Problem description: Go through the listing and pick out each line with the word "hour" in it.
>> START
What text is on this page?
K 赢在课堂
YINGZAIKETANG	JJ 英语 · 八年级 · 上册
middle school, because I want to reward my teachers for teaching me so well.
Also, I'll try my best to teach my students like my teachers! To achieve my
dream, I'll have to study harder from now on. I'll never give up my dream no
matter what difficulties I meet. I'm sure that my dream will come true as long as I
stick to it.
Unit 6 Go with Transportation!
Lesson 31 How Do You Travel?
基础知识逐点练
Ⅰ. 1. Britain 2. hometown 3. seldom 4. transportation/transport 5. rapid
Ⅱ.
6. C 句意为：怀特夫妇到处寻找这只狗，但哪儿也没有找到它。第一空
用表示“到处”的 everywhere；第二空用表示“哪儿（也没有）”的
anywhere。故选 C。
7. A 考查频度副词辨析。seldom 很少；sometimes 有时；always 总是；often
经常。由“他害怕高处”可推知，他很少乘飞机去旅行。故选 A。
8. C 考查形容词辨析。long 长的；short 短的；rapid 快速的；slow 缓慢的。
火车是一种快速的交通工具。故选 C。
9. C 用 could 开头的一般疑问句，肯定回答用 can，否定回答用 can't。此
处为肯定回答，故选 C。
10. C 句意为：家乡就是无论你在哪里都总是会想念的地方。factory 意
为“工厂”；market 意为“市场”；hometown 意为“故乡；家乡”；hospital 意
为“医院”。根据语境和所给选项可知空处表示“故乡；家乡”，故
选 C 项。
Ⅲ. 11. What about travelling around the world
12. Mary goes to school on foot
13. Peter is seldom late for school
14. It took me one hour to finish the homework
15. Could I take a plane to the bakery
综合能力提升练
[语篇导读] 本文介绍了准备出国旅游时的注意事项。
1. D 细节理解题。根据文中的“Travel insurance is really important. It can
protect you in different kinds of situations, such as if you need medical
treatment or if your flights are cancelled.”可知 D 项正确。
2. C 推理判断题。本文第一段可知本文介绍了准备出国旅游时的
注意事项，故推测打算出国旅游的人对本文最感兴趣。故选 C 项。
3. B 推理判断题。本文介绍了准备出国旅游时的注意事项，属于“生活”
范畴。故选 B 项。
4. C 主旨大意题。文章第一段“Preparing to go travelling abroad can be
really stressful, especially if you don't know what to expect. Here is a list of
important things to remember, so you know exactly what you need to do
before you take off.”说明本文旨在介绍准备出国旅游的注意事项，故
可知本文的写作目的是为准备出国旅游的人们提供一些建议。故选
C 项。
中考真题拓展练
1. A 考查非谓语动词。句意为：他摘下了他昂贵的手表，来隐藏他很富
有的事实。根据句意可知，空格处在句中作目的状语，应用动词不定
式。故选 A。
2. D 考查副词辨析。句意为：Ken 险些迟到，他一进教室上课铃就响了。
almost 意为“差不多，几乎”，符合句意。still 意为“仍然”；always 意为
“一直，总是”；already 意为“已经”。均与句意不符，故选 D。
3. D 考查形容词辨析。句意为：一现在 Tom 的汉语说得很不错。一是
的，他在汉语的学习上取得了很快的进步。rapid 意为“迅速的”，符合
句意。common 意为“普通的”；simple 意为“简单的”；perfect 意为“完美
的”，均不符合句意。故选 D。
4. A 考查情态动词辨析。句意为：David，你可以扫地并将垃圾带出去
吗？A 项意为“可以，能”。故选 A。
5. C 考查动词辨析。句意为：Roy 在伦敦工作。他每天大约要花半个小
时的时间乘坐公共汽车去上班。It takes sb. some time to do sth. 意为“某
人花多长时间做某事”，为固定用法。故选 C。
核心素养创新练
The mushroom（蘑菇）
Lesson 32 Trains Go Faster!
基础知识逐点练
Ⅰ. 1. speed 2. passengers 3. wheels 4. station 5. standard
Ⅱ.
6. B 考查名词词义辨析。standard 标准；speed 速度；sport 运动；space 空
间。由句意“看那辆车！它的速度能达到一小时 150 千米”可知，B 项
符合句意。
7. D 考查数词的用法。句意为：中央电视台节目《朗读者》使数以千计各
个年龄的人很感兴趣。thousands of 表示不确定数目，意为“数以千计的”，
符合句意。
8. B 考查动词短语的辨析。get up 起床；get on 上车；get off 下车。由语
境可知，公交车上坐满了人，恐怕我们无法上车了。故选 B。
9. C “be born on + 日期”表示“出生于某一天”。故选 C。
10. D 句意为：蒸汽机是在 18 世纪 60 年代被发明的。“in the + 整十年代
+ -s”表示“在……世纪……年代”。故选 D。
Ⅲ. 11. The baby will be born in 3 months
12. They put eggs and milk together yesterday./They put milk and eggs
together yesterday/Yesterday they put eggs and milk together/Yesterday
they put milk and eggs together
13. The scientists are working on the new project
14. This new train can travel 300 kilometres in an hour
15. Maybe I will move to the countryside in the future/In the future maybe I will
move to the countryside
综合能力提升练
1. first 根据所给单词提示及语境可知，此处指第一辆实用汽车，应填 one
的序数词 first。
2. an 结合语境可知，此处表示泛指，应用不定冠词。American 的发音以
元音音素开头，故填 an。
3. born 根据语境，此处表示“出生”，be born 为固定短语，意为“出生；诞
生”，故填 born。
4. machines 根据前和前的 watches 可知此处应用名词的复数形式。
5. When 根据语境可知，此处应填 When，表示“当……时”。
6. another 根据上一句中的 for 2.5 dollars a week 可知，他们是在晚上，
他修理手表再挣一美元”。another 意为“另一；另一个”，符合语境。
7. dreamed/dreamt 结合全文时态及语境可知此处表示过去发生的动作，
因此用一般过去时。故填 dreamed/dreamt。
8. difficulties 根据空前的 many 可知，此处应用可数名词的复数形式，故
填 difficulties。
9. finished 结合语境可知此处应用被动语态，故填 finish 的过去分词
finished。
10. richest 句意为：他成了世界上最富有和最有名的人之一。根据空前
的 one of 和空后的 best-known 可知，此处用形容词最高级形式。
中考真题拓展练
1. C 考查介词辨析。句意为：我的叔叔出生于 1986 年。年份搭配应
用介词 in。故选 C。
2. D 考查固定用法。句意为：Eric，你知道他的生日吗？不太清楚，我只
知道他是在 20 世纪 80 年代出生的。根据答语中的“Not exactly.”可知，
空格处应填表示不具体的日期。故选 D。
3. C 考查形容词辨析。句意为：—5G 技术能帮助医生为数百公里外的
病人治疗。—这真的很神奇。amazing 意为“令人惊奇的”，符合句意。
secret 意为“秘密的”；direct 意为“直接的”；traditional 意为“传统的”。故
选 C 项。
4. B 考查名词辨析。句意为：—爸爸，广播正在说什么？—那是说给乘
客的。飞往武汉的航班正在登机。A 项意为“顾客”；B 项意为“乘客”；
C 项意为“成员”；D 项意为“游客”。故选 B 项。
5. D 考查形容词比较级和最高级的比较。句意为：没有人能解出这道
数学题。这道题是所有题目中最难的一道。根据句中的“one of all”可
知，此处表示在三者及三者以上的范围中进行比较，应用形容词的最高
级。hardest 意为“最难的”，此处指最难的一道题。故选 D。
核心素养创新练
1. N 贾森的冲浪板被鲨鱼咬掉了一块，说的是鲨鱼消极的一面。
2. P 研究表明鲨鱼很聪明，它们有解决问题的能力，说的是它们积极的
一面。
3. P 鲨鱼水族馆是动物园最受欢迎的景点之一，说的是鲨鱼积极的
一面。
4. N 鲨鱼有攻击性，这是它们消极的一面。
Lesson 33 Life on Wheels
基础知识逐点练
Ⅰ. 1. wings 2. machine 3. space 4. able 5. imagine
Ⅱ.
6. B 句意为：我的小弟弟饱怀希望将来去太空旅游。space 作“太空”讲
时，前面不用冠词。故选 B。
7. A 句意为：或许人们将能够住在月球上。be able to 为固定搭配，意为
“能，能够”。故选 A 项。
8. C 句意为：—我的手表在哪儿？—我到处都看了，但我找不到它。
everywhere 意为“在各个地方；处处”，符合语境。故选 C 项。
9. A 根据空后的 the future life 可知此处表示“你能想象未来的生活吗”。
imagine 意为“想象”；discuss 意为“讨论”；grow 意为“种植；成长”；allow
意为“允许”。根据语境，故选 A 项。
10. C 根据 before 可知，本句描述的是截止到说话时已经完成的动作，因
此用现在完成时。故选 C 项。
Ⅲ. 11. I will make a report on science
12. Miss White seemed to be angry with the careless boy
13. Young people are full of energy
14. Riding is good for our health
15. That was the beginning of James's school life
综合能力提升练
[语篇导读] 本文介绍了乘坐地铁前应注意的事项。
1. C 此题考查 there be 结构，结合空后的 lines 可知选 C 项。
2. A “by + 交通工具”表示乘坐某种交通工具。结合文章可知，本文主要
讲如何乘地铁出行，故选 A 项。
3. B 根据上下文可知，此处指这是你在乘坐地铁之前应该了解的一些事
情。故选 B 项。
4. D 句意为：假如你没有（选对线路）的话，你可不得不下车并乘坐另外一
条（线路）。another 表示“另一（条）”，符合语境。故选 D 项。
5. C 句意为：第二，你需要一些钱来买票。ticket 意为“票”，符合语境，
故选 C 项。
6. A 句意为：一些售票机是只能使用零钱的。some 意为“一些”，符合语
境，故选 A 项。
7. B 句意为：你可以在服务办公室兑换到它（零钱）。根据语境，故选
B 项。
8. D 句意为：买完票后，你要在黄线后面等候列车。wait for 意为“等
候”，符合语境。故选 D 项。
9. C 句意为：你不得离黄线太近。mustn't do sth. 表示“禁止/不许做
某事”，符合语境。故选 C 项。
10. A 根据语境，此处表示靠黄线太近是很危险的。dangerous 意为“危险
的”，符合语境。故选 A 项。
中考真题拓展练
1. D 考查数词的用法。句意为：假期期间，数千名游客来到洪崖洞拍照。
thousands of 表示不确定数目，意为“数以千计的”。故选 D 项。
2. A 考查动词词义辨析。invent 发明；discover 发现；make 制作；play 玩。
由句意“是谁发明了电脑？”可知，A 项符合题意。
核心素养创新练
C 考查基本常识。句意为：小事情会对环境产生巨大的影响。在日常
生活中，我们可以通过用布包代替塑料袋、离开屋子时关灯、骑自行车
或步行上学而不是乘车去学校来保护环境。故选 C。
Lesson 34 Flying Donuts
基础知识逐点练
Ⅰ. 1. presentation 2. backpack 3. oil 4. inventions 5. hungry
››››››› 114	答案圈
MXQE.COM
>> END
Answer below:
14. It took me one hour to finish the homework
14. This new train can travel 300 kilometres in an hour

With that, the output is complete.